## What the task requires
Check each line of the entries below for the string "FREE"; copy every line where it appears.

## Excerpted data
----

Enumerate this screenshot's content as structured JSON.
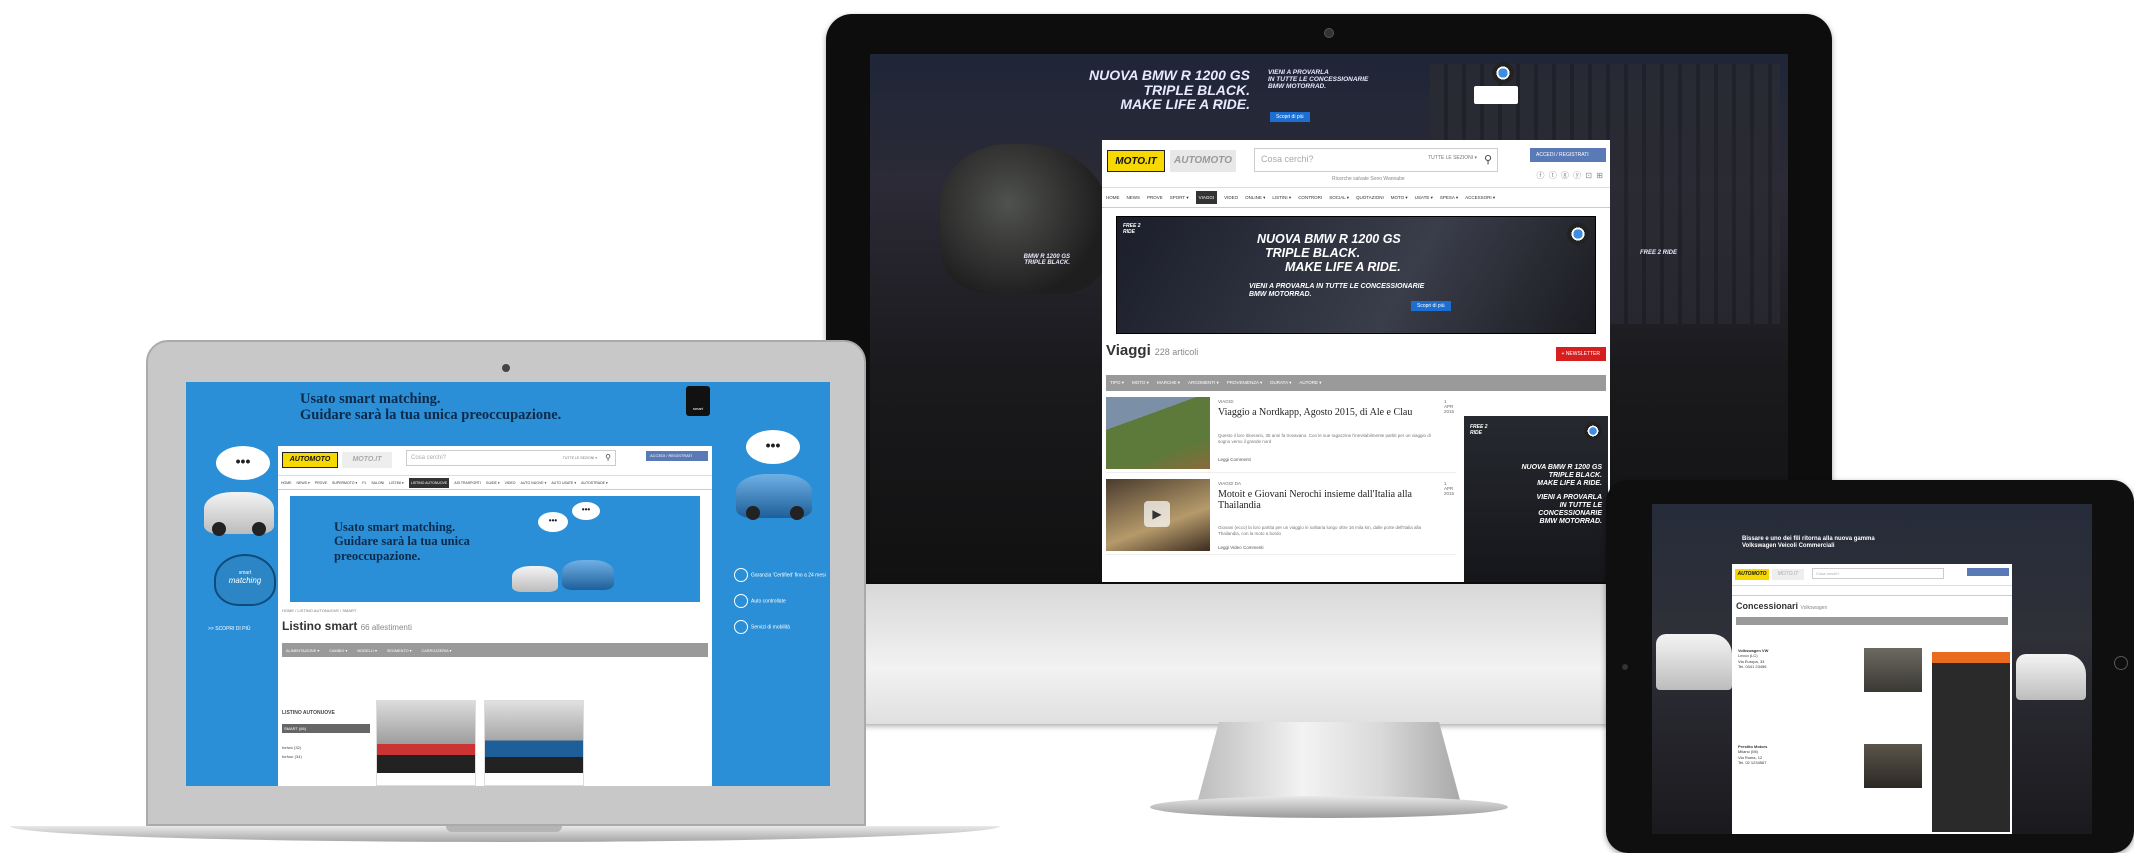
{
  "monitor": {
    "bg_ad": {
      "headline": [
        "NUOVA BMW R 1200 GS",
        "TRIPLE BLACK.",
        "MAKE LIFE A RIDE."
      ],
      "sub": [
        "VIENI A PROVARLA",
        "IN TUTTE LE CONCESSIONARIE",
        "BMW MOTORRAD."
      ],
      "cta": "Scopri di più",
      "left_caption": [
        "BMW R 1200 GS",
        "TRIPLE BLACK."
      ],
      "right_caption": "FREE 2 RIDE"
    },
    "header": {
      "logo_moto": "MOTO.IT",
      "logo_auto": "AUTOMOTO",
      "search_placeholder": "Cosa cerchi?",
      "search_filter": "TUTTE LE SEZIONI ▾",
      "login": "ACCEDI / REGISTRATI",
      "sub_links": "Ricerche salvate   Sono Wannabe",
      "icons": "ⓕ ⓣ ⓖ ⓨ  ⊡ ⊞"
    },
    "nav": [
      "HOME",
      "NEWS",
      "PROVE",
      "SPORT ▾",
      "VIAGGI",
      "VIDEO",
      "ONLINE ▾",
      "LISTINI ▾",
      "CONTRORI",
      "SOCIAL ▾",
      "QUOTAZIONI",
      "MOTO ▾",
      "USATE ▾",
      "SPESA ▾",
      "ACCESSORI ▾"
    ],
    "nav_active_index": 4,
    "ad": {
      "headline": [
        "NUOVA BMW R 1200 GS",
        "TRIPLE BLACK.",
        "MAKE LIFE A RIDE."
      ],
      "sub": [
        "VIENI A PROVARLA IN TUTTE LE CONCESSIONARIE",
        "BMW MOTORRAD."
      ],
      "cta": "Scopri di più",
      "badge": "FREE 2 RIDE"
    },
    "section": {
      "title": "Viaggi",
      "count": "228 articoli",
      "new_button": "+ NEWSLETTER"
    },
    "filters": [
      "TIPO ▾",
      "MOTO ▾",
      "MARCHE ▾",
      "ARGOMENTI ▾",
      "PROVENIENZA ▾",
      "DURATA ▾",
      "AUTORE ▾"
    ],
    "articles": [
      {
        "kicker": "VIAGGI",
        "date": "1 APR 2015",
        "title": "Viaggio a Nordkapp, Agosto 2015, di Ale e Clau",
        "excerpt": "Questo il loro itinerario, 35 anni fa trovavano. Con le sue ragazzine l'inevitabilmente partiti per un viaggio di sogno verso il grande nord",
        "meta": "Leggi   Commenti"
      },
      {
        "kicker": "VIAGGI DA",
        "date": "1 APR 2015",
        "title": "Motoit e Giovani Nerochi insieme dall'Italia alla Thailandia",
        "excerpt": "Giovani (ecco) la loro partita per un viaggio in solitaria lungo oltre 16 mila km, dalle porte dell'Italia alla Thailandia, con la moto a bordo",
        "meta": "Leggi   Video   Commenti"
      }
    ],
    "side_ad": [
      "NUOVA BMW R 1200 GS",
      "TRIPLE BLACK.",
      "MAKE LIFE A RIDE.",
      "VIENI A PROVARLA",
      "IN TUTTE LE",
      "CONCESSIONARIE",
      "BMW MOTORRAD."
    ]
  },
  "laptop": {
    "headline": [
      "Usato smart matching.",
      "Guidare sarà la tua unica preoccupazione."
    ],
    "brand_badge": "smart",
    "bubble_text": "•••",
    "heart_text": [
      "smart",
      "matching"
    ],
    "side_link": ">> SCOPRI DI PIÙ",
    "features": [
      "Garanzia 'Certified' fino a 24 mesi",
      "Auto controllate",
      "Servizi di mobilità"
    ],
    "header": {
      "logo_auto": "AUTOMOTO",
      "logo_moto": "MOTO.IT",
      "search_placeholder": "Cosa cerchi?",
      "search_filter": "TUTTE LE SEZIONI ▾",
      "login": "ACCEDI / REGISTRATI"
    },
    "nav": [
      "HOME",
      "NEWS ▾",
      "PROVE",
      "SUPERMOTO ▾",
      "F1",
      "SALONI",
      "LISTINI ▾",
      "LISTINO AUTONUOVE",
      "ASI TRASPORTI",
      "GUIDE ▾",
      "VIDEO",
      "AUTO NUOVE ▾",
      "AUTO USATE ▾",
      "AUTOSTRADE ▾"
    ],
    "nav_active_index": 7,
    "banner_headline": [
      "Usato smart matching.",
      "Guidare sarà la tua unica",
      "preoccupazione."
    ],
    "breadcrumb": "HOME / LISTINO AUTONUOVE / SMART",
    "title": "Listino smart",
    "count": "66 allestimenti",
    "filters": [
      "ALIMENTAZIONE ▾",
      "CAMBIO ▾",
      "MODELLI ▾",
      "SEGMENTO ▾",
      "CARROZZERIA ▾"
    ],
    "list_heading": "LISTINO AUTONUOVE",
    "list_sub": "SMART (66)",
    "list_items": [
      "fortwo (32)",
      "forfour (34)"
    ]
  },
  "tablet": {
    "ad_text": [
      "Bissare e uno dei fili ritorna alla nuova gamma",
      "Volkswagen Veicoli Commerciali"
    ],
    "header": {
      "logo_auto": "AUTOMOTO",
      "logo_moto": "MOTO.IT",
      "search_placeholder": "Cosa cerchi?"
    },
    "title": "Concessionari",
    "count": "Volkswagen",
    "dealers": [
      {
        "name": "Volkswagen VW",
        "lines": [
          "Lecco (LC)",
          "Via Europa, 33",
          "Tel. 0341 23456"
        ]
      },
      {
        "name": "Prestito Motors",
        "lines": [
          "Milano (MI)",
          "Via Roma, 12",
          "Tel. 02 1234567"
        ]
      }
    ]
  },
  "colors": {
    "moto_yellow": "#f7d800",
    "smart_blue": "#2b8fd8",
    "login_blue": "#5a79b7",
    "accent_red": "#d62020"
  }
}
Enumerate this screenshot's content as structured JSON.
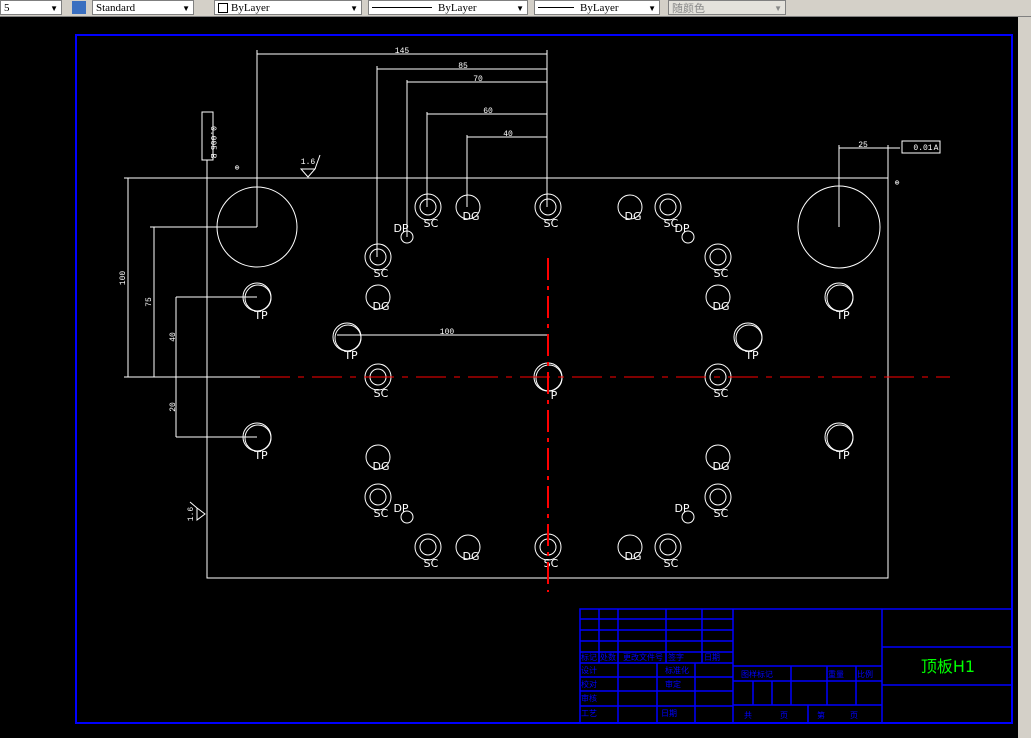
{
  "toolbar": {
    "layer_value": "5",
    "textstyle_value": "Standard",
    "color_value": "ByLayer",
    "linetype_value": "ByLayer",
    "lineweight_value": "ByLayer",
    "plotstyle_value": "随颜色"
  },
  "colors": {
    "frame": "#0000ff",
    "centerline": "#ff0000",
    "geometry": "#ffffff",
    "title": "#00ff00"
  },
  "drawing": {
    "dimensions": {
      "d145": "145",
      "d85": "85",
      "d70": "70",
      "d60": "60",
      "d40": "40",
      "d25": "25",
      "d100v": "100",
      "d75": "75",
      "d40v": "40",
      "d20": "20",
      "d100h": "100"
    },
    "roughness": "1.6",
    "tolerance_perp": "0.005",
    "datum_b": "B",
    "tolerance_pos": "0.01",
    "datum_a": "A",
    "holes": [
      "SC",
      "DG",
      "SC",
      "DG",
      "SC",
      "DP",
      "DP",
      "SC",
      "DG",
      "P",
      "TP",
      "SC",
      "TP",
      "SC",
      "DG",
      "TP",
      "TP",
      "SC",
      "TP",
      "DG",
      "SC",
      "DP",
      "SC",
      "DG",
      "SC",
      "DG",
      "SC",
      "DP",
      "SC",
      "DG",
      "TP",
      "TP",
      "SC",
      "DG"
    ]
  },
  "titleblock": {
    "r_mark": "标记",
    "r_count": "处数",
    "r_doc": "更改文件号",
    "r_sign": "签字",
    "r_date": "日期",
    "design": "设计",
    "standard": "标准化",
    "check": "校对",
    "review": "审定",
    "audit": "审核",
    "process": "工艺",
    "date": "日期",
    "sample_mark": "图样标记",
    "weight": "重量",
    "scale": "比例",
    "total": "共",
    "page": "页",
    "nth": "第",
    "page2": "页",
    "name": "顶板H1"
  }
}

----

## Answer below
      "right_caption": "FREE 2 RIDE"
      "badge": "FREE 2 RIDE"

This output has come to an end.